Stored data
>> Begin

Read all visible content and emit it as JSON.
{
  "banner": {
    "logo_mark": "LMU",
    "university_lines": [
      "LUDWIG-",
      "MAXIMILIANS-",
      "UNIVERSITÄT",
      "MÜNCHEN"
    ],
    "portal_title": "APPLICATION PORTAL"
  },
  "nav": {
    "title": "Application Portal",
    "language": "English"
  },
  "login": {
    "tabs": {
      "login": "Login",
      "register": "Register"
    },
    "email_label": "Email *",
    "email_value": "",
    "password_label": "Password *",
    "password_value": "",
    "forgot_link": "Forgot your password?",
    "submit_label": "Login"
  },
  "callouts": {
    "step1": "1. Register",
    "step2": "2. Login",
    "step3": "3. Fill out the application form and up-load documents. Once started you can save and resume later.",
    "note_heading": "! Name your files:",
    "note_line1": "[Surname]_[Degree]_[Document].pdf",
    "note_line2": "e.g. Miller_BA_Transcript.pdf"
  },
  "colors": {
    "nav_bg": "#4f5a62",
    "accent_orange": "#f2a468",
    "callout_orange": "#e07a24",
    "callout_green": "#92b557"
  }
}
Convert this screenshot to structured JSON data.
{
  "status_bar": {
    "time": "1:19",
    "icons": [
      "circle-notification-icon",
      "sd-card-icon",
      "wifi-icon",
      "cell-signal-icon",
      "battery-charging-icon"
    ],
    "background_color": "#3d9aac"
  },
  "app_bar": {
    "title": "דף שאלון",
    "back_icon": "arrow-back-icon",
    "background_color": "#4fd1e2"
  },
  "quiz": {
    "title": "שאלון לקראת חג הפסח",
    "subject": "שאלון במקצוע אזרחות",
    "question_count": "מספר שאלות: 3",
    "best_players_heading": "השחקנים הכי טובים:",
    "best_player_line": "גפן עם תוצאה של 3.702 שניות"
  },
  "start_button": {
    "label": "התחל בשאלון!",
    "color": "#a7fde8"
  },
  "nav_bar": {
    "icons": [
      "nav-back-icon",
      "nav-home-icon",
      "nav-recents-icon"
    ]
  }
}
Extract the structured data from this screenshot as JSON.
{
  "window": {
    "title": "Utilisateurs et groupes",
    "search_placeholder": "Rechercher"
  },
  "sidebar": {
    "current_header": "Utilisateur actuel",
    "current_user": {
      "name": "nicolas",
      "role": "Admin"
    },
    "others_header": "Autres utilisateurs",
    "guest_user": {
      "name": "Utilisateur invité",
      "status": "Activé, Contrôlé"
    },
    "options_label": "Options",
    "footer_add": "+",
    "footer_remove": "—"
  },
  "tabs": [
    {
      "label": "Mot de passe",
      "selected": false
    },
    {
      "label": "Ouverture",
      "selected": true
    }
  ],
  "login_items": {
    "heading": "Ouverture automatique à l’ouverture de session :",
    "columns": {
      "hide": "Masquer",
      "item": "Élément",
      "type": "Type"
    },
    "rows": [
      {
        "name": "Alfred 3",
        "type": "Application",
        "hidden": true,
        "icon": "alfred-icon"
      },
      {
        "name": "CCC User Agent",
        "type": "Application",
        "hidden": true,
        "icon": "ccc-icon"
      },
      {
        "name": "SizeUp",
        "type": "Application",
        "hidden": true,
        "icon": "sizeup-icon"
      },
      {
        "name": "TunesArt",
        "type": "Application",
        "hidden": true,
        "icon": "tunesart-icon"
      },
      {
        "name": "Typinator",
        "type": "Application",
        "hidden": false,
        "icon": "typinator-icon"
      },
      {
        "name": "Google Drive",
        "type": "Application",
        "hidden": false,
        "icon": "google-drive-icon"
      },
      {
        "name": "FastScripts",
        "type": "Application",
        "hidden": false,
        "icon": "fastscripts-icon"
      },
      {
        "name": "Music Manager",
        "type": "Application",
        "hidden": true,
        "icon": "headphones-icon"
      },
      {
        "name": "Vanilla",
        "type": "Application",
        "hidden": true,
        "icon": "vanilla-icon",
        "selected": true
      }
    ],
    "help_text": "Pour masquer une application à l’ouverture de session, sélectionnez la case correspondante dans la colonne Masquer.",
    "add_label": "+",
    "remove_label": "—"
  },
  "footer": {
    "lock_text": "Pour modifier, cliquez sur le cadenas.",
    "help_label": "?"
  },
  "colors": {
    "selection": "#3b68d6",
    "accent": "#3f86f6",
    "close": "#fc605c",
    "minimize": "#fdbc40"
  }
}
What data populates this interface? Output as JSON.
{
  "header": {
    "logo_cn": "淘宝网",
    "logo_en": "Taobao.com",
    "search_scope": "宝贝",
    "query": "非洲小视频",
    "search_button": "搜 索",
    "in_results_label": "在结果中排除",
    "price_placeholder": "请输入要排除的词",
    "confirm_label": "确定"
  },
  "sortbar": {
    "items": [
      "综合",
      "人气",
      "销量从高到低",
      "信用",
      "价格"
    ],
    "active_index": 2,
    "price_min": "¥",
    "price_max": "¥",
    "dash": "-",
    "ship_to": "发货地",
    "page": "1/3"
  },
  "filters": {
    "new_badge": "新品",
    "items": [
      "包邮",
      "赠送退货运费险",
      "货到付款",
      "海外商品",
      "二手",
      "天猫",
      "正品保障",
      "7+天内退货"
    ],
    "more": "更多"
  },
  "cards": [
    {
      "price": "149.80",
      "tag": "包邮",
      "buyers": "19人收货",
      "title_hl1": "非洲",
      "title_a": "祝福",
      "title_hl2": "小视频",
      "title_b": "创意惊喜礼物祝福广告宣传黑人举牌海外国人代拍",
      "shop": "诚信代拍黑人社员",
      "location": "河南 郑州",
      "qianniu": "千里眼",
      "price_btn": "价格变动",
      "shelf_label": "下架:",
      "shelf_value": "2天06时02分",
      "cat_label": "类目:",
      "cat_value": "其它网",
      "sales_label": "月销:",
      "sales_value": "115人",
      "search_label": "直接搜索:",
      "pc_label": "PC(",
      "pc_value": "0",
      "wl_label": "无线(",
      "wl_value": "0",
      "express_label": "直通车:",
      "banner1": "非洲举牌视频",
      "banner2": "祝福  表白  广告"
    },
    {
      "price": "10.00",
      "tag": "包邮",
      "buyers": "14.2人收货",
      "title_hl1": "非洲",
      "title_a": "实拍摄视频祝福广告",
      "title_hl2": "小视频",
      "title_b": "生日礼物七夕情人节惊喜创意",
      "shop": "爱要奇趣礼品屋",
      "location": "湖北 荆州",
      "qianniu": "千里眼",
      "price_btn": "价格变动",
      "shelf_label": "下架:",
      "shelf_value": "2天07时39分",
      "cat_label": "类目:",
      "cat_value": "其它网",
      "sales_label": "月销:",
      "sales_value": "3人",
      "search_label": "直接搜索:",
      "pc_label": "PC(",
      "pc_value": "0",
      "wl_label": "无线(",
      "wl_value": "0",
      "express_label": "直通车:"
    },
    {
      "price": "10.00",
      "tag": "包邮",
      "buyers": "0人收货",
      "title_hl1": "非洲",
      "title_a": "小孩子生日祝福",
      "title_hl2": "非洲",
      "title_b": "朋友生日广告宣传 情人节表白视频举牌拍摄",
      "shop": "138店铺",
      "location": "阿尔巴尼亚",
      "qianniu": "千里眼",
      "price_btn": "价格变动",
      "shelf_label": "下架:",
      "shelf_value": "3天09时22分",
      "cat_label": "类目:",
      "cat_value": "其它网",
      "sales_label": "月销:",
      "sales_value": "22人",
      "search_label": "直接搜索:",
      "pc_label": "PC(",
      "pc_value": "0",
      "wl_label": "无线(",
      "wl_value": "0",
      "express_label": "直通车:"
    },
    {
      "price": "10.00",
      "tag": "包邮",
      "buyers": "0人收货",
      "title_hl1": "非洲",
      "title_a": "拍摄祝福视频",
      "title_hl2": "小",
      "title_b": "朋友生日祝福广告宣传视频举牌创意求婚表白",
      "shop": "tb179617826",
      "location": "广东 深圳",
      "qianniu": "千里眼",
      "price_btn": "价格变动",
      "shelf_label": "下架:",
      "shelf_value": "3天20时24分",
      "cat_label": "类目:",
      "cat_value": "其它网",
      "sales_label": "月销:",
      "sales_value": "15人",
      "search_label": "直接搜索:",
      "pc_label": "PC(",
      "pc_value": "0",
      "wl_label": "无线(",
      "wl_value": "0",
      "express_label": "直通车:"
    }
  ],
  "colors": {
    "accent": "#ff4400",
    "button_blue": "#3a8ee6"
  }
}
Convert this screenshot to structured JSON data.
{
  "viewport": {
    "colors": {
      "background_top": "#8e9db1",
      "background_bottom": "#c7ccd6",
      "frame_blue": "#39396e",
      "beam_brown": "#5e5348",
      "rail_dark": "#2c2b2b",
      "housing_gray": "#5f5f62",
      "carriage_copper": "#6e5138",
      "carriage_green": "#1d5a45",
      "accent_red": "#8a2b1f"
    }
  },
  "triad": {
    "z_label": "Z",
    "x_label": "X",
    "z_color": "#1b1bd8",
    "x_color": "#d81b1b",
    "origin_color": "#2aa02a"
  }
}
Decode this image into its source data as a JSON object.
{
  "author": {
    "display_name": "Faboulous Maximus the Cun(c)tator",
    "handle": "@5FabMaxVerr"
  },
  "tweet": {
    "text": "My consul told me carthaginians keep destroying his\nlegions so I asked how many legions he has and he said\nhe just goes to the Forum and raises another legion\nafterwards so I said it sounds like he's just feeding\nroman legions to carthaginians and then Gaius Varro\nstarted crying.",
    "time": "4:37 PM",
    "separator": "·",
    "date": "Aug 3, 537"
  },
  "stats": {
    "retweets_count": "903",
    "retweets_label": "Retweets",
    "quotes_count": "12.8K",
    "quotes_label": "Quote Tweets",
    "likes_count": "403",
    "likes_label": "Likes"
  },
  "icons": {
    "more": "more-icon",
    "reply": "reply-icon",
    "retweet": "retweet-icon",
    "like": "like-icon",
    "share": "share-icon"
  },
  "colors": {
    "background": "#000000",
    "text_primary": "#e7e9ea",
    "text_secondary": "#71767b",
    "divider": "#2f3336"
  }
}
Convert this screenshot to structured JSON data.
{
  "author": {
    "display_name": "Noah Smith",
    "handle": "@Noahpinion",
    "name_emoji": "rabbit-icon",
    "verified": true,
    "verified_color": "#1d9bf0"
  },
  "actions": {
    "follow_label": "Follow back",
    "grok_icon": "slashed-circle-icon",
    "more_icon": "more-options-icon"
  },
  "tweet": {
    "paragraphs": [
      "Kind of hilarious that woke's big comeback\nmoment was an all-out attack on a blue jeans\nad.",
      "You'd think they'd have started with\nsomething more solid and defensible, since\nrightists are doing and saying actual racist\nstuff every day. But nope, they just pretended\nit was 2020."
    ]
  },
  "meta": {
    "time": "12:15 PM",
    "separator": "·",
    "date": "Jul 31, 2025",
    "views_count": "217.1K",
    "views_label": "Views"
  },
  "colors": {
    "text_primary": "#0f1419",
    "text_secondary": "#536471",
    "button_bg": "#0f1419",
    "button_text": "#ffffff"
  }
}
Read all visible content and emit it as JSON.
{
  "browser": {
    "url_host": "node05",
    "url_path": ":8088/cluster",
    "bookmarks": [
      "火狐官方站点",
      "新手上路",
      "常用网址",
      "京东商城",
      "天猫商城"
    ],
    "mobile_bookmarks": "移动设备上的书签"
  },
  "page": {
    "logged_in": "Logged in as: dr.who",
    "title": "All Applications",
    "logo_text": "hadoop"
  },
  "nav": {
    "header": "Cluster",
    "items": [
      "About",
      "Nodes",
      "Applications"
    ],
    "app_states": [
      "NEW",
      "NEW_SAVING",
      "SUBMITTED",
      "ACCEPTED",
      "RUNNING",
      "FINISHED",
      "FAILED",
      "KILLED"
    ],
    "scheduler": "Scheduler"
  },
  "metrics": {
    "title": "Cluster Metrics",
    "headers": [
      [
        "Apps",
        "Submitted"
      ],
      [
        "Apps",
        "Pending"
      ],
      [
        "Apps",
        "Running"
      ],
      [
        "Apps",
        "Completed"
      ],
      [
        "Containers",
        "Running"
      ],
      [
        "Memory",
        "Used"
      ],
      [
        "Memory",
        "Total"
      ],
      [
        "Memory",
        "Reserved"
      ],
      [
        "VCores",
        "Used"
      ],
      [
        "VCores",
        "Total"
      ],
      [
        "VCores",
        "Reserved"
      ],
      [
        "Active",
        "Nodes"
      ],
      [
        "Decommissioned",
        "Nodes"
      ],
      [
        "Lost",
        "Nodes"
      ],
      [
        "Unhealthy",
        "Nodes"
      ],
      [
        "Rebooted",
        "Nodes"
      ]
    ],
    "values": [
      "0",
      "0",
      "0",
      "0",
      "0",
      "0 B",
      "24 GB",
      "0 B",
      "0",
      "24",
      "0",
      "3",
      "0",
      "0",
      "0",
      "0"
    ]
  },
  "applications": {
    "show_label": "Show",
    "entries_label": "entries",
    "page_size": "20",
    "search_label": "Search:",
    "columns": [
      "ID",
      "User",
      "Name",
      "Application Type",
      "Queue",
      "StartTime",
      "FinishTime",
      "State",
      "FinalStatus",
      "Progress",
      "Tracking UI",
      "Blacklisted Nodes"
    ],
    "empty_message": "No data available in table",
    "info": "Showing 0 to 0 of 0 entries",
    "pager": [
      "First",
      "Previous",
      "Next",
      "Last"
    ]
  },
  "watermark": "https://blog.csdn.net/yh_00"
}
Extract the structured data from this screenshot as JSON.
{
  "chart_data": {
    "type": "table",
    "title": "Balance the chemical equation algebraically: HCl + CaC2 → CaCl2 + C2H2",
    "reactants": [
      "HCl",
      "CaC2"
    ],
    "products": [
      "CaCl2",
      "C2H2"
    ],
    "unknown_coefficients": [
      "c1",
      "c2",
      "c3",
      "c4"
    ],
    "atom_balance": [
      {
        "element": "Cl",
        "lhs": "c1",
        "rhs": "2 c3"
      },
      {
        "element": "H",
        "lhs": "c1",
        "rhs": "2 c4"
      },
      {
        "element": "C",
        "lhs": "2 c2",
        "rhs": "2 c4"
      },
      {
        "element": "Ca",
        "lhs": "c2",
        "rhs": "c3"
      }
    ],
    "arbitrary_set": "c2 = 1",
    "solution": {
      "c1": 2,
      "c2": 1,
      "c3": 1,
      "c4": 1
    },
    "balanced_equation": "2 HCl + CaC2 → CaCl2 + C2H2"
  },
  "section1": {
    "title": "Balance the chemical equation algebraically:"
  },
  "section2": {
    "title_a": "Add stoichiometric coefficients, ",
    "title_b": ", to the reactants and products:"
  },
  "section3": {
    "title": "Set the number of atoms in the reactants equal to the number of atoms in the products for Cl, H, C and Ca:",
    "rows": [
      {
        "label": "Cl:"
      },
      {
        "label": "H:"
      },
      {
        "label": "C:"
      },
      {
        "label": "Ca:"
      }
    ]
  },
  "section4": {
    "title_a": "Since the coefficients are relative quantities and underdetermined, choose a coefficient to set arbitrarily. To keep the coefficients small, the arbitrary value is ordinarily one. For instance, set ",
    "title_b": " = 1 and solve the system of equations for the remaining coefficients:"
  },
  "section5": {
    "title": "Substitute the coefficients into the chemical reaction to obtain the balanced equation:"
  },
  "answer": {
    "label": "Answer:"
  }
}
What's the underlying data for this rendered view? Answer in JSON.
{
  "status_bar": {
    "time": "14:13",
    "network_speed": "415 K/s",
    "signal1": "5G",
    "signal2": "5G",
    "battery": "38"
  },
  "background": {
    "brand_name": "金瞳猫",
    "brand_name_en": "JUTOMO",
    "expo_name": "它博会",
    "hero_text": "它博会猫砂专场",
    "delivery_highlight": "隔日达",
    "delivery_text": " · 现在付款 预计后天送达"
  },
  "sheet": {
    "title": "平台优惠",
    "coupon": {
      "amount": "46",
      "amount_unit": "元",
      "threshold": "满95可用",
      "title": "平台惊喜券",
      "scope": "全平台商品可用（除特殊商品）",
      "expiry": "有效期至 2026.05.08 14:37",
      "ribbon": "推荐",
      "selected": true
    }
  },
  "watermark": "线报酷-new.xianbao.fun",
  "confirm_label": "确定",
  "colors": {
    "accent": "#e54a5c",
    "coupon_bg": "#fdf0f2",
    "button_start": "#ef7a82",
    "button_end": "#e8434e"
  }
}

>> End

Report how many lines in the listing above include the word "Masquer". Give nothing but the number.

2